╭──

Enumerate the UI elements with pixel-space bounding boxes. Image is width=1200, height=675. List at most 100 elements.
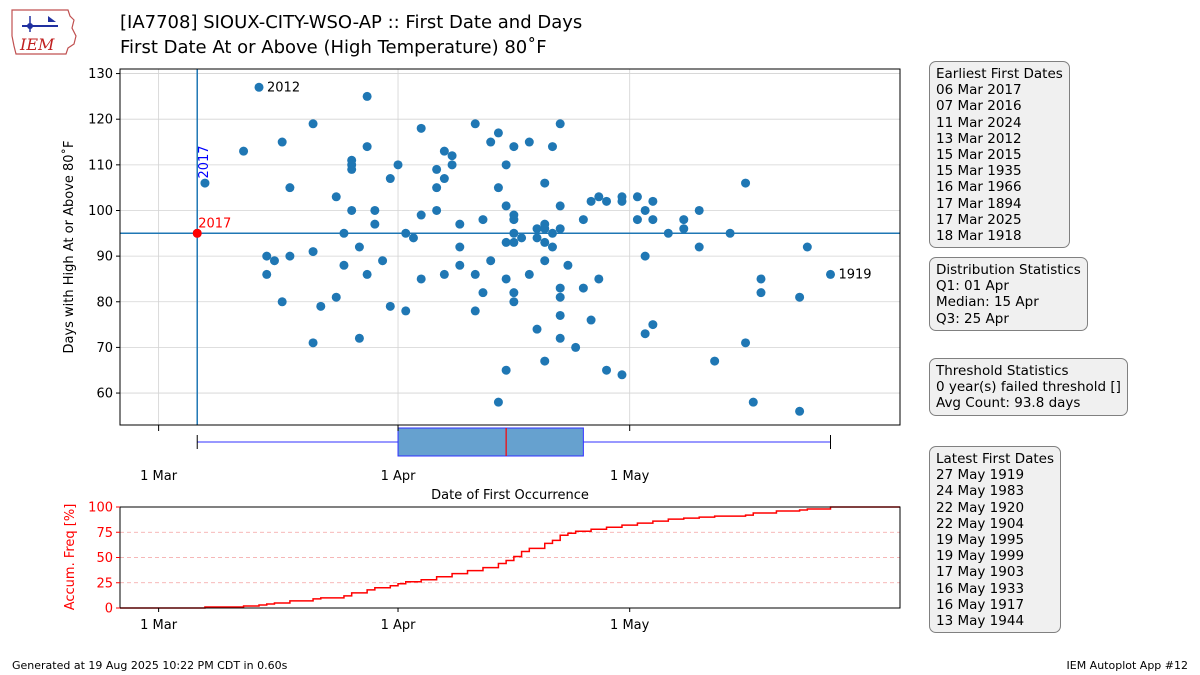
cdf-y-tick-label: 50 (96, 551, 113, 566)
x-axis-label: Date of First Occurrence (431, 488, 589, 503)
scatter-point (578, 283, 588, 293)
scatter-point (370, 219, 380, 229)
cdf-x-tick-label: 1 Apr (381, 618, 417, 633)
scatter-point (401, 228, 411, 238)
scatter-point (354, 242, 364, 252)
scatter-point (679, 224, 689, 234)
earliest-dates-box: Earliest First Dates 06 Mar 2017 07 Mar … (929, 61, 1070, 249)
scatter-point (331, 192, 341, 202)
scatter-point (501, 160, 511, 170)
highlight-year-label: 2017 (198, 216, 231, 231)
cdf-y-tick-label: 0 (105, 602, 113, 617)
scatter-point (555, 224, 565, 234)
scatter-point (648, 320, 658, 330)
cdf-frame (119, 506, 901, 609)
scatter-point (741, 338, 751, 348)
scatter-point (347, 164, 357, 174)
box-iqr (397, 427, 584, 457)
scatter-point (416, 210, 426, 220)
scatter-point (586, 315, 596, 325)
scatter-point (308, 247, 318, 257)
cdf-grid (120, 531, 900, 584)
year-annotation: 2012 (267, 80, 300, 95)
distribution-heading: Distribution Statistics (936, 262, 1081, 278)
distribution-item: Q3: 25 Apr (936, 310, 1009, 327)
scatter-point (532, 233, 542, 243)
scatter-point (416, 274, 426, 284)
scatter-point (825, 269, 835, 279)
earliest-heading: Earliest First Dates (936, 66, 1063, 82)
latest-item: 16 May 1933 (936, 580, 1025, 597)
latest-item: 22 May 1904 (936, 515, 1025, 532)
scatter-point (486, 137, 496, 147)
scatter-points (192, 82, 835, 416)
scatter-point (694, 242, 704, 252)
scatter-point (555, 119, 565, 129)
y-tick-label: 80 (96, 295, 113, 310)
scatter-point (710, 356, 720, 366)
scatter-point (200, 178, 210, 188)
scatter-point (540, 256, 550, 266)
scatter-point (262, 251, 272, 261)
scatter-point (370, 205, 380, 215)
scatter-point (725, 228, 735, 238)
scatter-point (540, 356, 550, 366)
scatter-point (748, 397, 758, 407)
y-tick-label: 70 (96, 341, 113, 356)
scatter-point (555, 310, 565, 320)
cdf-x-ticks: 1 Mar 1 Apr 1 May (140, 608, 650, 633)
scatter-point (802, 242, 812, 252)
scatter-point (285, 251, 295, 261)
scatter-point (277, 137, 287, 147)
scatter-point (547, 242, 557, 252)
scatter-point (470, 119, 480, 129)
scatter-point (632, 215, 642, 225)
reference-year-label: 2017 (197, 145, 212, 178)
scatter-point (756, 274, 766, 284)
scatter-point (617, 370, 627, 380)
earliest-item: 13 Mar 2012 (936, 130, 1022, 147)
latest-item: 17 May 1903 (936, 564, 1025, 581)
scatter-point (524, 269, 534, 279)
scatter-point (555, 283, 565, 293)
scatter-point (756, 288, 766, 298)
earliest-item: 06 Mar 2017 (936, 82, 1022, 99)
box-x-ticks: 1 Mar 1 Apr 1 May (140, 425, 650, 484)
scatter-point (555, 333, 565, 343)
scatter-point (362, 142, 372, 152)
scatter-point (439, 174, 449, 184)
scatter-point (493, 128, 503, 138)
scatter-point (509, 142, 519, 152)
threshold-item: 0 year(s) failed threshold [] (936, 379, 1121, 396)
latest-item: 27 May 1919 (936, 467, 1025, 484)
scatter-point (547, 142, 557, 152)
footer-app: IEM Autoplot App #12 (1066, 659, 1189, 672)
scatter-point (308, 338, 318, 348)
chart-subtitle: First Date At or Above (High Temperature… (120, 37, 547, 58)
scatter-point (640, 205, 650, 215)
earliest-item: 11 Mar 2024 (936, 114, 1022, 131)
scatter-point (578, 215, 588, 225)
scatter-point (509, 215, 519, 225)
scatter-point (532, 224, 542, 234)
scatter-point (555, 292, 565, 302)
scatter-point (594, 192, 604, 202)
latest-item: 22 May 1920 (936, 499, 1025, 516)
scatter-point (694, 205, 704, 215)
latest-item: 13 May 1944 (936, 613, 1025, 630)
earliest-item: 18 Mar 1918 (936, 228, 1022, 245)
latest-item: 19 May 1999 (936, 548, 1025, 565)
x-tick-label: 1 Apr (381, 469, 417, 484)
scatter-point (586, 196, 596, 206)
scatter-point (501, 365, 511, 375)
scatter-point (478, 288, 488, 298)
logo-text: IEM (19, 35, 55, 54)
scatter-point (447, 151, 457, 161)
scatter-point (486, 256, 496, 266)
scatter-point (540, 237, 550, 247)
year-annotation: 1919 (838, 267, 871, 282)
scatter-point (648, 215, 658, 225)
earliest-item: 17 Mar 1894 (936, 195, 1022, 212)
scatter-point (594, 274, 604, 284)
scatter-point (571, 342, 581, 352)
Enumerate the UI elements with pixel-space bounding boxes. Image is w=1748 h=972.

╰──
╭──

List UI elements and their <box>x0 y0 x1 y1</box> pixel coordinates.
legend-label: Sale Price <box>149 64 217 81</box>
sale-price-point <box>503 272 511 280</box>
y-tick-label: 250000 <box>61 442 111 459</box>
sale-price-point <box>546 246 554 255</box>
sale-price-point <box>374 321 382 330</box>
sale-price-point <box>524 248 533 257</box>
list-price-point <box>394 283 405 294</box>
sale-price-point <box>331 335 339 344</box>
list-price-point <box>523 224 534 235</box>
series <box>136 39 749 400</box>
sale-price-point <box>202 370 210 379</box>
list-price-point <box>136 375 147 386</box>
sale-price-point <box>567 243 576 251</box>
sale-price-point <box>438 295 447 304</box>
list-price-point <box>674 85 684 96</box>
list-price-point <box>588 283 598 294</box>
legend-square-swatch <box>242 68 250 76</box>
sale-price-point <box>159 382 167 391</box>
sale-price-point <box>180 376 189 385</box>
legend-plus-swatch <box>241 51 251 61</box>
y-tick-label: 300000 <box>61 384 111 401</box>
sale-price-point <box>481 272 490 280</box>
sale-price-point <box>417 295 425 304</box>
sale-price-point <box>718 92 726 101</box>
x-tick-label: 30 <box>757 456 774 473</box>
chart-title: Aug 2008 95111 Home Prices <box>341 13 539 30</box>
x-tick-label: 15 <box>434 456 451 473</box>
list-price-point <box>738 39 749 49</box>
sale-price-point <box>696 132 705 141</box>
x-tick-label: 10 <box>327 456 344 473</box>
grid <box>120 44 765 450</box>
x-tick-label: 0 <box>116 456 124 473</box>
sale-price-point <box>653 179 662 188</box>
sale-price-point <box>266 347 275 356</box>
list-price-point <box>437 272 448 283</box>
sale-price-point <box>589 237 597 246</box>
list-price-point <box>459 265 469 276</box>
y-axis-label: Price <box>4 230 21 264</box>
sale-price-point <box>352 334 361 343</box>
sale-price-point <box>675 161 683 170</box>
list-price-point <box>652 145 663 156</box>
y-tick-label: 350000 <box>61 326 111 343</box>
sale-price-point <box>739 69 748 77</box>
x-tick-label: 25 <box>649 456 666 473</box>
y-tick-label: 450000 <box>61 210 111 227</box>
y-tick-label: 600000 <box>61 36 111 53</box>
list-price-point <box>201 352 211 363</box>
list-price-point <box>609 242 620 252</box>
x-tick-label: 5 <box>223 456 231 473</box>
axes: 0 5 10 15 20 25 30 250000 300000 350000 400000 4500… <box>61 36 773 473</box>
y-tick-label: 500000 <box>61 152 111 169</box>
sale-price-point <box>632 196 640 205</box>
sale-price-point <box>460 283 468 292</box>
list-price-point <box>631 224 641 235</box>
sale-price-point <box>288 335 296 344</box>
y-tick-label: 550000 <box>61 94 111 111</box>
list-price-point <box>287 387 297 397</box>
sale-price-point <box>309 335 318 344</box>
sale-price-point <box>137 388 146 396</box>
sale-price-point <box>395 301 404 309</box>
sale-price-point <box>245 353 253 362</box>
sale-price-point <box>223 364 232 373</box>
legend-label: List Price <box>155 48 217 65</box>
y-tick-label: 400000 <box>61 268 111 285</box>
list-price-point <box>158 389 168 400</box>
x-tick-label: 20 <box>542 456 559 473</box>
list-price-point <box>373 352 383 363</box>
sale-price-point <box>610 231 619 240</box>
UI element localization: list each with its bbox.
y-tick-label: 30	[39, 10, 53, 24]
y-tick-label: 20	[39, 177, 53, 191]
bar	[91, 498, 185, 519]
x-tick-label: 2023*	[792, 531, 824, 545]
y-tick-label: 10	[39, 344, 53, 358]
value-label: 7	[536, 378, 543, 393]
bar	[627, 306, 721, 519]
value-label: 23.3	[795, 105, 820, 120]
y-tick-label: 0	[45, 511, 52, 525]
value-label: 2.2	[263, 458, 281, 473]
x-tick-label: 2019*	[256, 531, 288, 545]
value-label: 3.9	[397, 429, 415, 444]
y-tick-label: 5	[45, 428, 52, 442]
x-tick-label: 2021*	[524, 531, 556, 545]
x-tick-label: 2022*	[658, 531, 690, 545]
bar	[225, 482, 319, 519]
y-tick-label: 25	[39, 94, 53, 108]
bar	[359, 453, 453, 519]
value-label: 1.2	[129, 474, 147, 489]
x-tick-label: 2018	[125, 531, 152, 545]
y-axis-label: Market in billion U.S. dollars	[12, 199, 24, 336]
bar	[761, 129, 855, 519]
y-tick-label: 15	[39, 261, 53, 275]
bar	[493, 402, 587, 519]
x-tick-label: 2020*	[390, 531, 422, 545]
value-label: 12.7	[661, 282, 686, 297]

╰──

Reproduce verbatim the rows from the line with "cdf-y-tick-label: 50 (96, 551, 113, 566)" up to and including the line with "latest-item: 22 May 1904".

cdf-y-tick-label: 50 (96, 551, 113, 566)
x-axis-label: Date of First Occurrence (431, 488, 589, 503)
scatter-point (578, 283, 588, 293)
scatter-point (370, 219, 380, 229)
cdf-x-tick-label: 1 Apr (381, 618, 417, 633)
scatter-point (401, 228, 411, 238)
scatter-point (354, 242, 364, 252)
scatter-point (679, 224, 689, 234)
earliest-dates-box: Earliest First Dates 06 Mar 2017 07 Mar … (929, 61, 1070, 249)
scatter-point (331, 192, 341, 202)
scatter-point (501, 160, 511, 170)
highlight-year-label: 2017 (198, 216, 231, 231)
cdf-y-tick-label: 0 (105, 602, 113, 617)
scatter-point (555, 224, 565, 234)
scatter-point (648, 320, 658, 330)
cdf-frame (119, 506, 901, 609)
scatter-point (741, 338, 751, 348)
scatter-point (347, 164, 357, 174)
box-iqr (397, 427, 584, 457)
scatter-point (416, 210, 426, 220)
scatter-point (586, 315, 596, 325)
scatter-point (308, 247, 318, 257)
cdf-grid (120, 531, 900, 584)
year-annotation: 2012 (267, 80, 300, 95)
distribution-heading: Distribution Statistics (936, 262, 1081, 278)
distribution-item: Q3: 25 Apr (936, 310, 1009, 327)
scatter-point (532, 233, 542, 243)
scatter-point (416, 274, 426, 284)
scatter-point (825, 269, 835, 279)
earliest-heading: Earliest First Dates (936, 66, 1063, 82)
latest-item: 16 May 1933 (936, 580, 1025, 597)
latest-item: 22 May 1904 (936, 515, 1025, 532)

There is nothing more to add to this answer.